● Saved entries
# # # # #

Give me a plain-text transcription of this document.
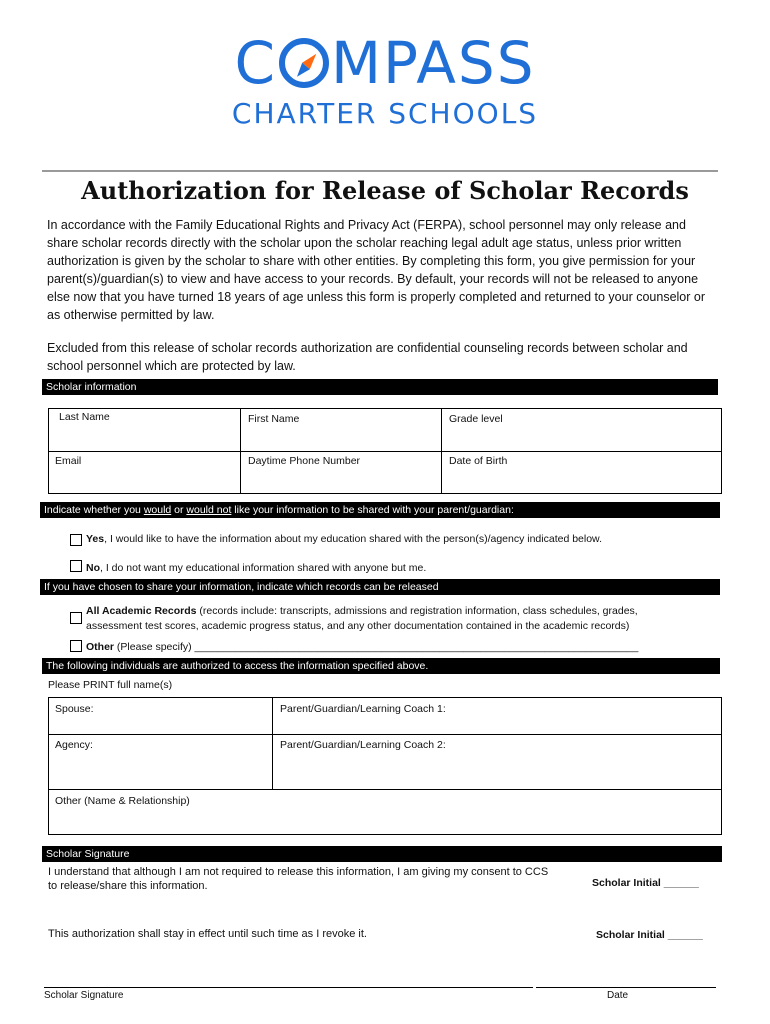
C MPASS
CHARTER SCHOOLS
Authorization for Release of Scholar Records
In accordance with the Family Educational Rights and Privacy Act (FERPA), school personnel may only release and share scholar records directly with the scholar upon the scholar reaching legal adult age status, unless prior written authorization is given by the scholar to share with other entities. By completing this form, you give permission for your parent(s)/guardian(s) to view and have access to your records. By default, your records will not be released to anyone else now that you have turned 18 years of age unless this form is properly completed and returned to your counselor or as otherwise permitted by law.
Excluded from this release of scholar records authorization are confidential counseling records between scholar and school personnel which are protected by law.
Scholar information
Last Name	First Name	Grade level
Email	Daytime Phone Number	Date of Birth
Indicate whether you would or would not like your information to be shared with your parent/guardian:
Yes, I would like to have the information about my education shared with the person(s)/agency indicated below.
No, I do not want my educational information shared with anyone but me.
If you have chosen to share your information, indicate which records can be released
All Academic Records (records include: transcripts, admissions and registration information, class schedules, grades,
assessment test scores, academic progress status, and any other documentation contained in the academic records)
Other (Please specify) ____________________________________________________________________________
The following individuals are authorized to access the information specified above.
Please PRINT full name(s)
Spouse:	Parent/Guardian/Learning Coach 1:
Agency:	Parent/Guardian/Learning Coach 2:
Other (Name & Relationship)
Scholar Signature
I understand that although I am not required to release this information, I am giving my consent to CCS
to release/share this information.	Scholar Initial ______
This authorization shall stay in effect until such time as I revoke it.	Scholar Initial ______
Scholar Signature	Date
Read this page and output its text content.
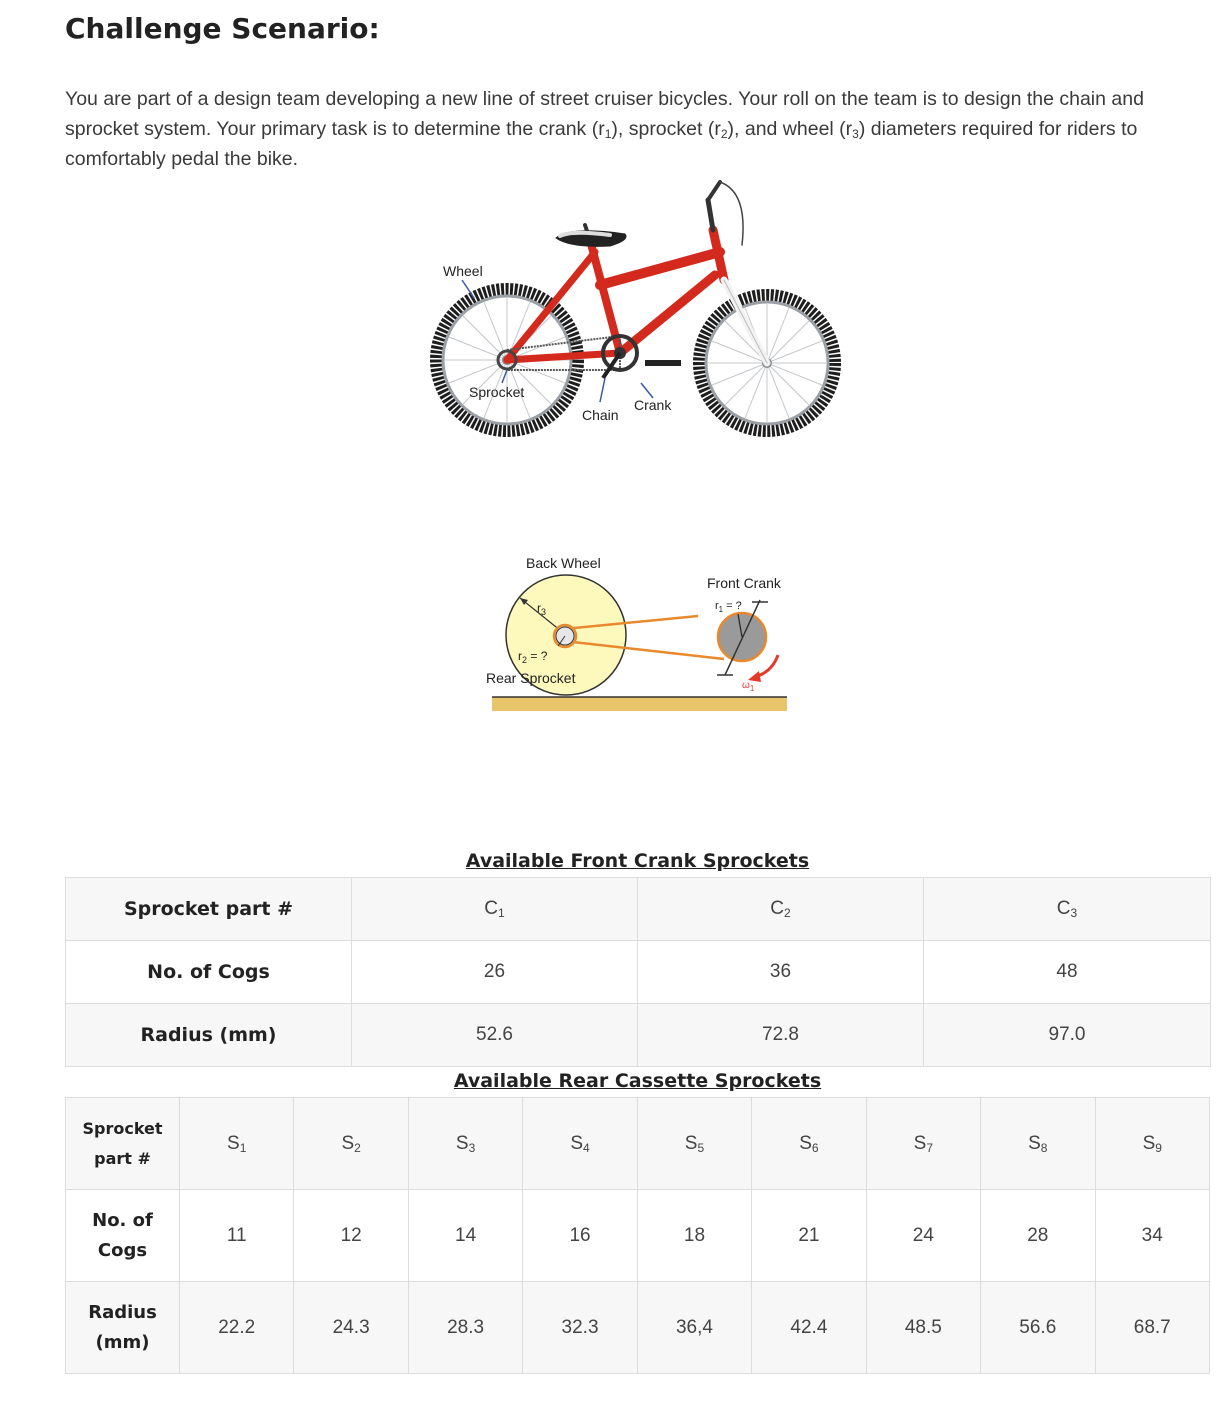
Challenge Scenario:

You are part of a design team developing a new line of street cruiser bicycles. Your roll on the team is to design the chain and sprocket system. Your primary task is to determine the crank $(r_1)$, sprocket $(r_2)$, and wheel $(r_3)$ diameters required for riders to comfortably pedal the bike.

Wheel
Sprocket
Chain
Crank
Back Wheel
Front Crank
$r_1$ = ?
$r_3$
$r_2$ = ?
Rear Sprocket	$\omega_1$

Available Front Crank Sprockets

Sprocket part #	$C_1$	$C_2$	$C_3$
No. of Cogs	26	36	48
Radius (mm)	52.6	72.8	97.0

Available Rear Cassette Sprockets

Sprocket
part #	$S_1$	$S_2$	$S_3$	$S_4$	$S_5$	$S_6$	$S_7$	$S_8$	$S_9$
No. of
Cogs	11	12	14	16	18	21	24	28	34
Radius
(mm)	22.2	24.3	28.3	32.3	36,4	42.4	48.5	56.6	68.7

# # # # #

● EXERCISE AIM
Identify every line where the string "Rear" appears.

● ANSWER TO THE TASK
Rear Sprocket	$\omega_1$
Available Rear Cassette Sprockets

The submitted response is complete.